Problem statement ▸ Find the lines of data that contain the string "ASAP", then list them.

Task data ▸
-=-=-
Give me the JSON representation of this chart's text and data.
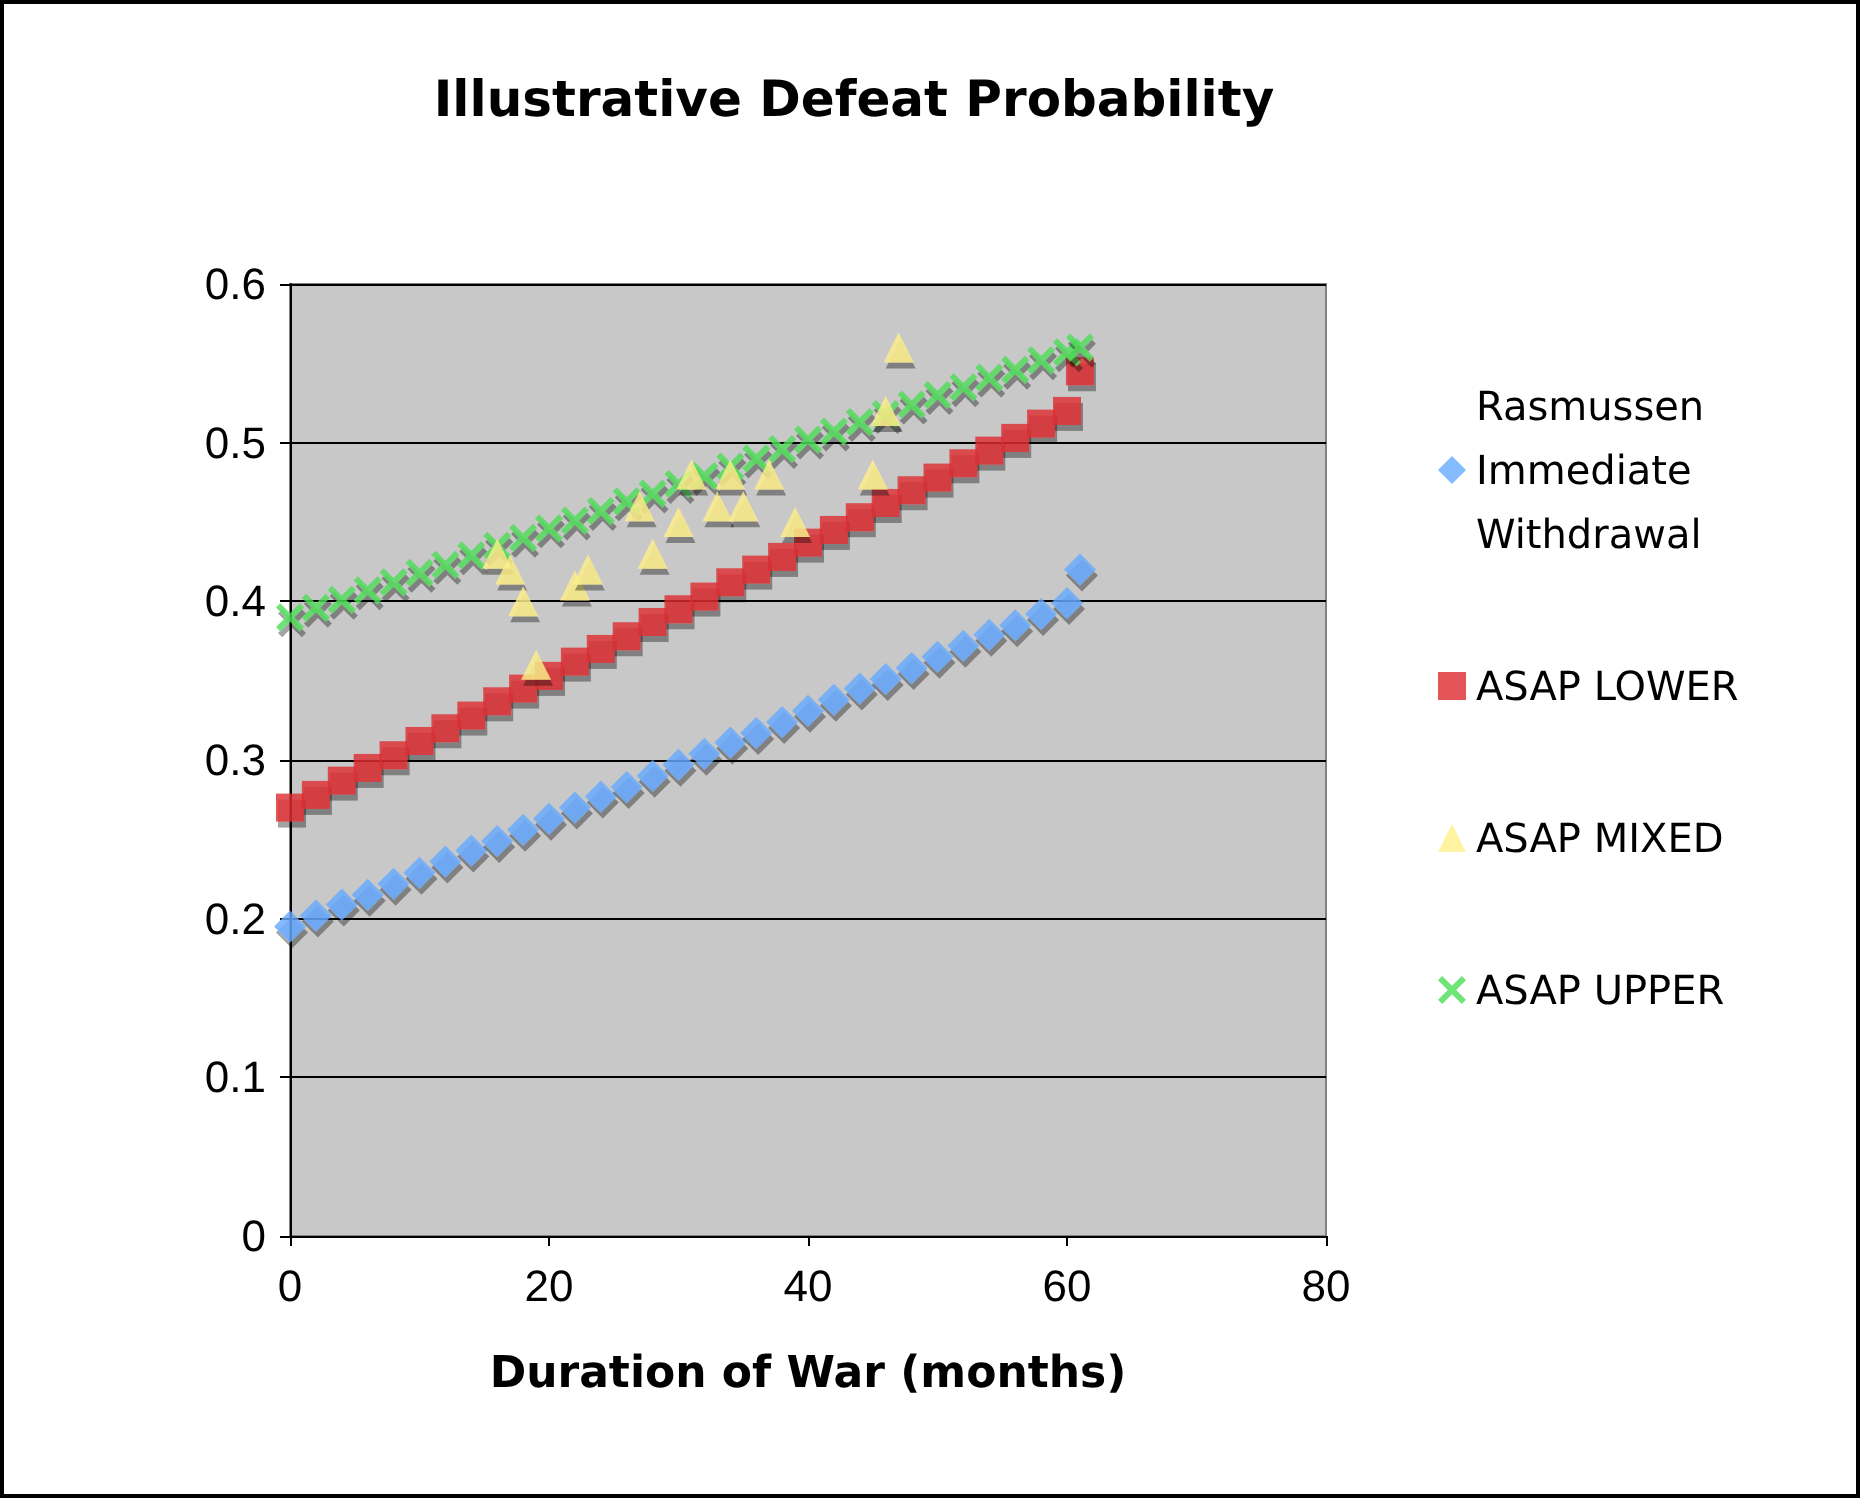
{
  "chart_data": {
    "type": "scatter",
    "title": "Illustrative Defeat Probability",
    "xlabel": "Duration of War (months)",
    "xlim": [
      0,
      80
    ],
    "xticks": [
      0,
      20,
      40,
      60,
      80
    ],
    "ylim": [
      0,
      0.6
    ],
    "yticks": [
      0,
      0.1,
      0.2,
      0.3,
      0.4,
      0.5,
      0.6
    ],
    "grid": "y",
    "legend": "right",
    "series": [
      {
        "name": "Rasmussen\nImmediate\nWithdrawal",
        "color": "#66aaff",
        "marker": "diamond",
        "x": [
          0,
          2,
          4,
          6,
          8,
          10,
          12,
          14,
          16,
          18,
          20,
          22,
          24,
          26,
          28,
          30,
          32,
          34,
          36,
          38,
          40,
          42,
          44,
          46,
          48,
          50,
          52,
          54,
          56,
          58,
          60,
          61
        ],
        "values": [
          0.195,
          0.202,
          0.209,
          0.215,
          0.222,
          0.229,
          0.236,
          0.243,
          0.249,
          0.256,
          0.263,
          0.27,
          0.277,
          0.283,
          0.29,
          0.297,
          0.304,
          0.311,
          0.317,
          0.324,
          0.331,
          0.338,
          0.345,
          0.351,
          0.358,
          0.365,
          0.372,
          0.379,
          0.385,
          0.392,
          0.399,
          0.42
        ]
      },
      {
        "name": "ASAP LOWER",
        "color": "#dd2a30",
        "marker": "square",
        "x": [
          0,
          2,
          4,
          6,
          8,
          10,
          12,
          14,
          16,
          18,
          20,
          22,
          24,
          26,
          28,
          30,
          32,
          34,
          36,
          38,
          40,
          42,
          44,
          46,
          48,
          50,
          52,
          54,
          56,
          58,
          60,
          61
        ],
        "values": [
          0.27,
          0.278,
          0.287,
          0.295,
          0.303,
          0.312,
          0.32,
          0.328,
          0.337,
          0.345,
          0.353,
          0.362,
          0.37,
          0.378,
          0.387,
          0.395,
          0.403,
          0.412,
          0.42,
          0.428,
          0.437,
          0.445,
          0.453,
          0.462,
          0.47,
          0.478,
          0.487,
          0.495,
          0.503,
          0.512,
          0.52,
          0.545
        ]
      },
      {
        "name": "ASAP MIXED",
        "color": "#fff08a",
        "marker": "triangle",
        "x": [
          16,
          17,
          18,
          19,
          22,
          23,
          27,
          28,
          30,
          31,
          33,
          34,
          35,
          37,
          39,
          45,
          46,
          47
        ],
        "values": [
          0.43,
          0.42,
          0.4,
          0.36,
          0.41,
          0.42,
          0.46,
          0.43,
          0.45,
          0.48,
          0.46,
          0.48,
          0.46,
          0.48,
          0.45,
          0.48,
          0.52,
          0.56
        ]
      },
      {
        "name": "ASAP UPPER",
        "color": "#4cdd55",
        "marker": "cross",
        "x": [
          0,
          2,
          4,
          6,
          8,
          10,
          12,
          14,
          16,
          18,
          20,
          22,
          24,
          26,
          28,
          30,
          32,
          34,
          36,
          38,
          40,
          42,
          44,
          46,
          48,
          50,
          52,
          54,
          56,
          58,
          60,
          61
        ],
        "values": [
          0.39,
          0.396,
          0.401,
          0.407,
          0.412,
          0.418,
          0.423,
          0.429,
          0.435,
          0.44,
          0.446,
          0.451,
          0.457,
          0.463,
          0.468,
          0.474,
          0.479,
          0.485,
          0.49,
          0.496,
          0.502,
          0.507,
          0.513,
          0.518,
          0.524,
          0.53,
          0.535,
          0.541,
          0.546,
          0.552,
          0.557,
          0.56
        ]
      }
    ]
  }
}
-=-=-
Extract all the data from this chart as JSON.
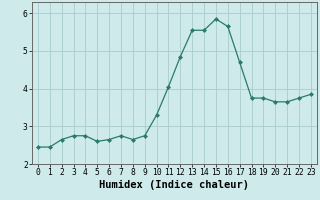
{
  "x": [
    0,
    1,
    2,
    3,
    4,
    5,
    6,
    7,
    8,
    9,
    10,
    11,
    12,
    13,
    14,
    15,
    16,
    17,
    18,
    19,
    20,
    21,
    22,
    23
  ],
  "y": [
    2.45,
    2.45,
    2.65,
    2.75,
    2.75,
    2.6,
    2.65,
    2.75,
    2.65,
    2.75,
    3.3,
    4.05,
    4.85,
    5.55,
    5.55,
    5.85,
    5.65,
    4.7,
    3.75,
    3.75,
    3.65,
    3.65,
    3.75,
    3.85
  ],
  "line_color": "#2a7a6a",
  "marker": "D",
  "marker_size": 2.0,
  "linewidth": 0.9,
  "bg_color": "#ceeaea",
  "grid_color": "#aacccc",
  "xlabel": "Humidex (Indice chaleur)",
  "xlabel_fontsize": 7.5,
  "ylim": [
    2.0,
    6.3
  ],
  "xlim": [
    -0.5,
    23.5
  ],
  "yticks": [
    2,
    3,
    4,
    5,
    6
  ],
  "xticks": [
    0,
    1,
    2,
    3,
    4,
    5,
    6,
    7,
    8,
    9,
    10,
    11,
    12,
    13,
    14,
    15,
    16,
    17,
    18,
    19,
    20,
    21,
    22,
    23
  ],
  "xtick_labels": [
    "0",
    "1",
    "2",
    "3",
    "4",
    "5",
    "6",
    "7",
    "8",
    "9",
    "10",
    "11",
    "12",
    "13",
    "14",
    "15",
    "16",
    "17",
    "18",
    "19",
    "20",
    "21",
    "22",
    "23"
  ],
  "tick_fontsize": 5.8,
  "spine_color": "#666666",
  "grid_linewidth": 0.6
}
-=-=-
Exercise solution ▸
        "name": "ASAP LOWER",
        "name": "ASAP MIXED",
        "name": "ASAP UPPER",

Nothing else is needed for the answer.